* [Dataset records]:
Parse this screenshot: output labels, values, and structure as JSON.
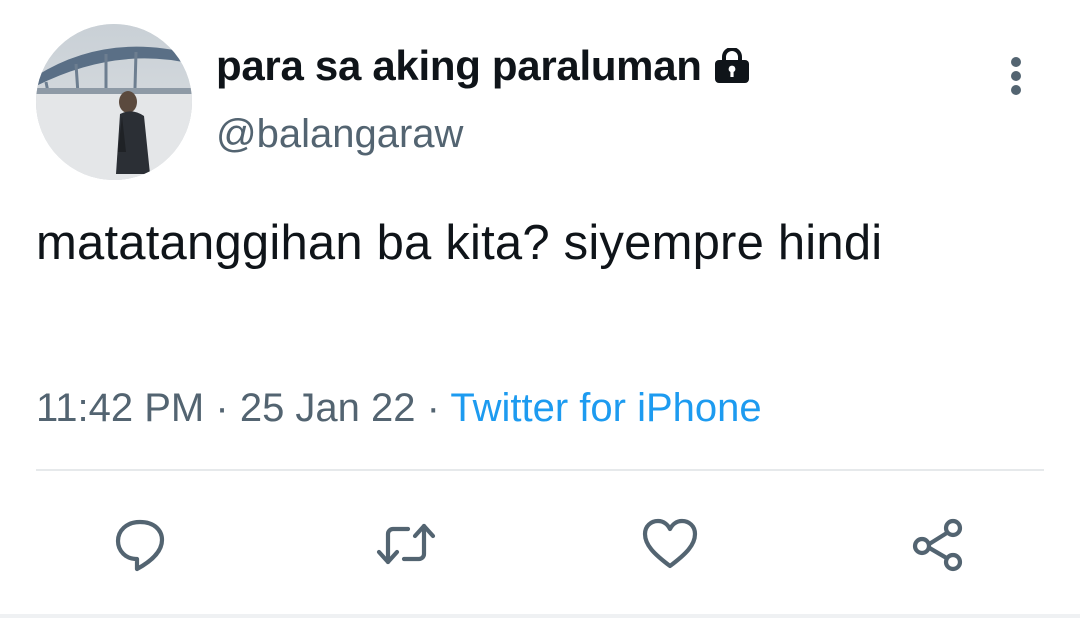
{
  "tweet": {
    "display_name": "para sa aking paraluman",
    "handle": "@balangaraw",
    "text": "matatanggihan ba kita? siyempre hindi",
    "time": "11:42 PM",
    "separator": "·",
    "date": "25 Jan 22",
    "source": "Twitter for iPhone",
    "protected": true
  },
  "icons": {
    "lock": "lock-icon",
    "more": "vertical-ellipsis-icon",
    "reply": "speech-bubble-icon",
    "retweet": "retweet-arrows-icon",
    "like": "heart-icon",
    "share": "share-nodes-icon"
  },
  "colors": {
    "text_primary": "#0f1419",
    "text_secondary": "#536471",
    "link": "#1d9bf0",
    "divider": "#e6e9eb"
  }
}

* [STATED TASK]: Transcribe every entry word for word, but omit the pictures.

* [RIGHT ANSWER]:
Parse this screenshot: output labels, values, and structure as JSON.
{
  "tweet": {
    "display_name": "para sa aking paraluman",
    "handle": "@balangaraw",
    "text": "matatanggihan ba kita? siyempre hindi",
    "time": "11:42 PM",
    "separator": "·",
    "date": "25 Jan 22",
    "source": "Twitter for iPhone",
    "protected": true
  },
  "icons": {
    "lock": "lock-icon",
    "more": "vertical-ellipsis-icon",
    "reply": "speech-bubble-icon",
    "retweet": "retweet-arrows-icon",
    "like": "heart-icon",
    "share": "share-nodes-icon"
  },
  "colors": {
    "text_primary": "#0f1419",
    "text_secondary": "#536471",
    "link": "#1d9bf0",
    "divider": "#e6e9eb"
  }
}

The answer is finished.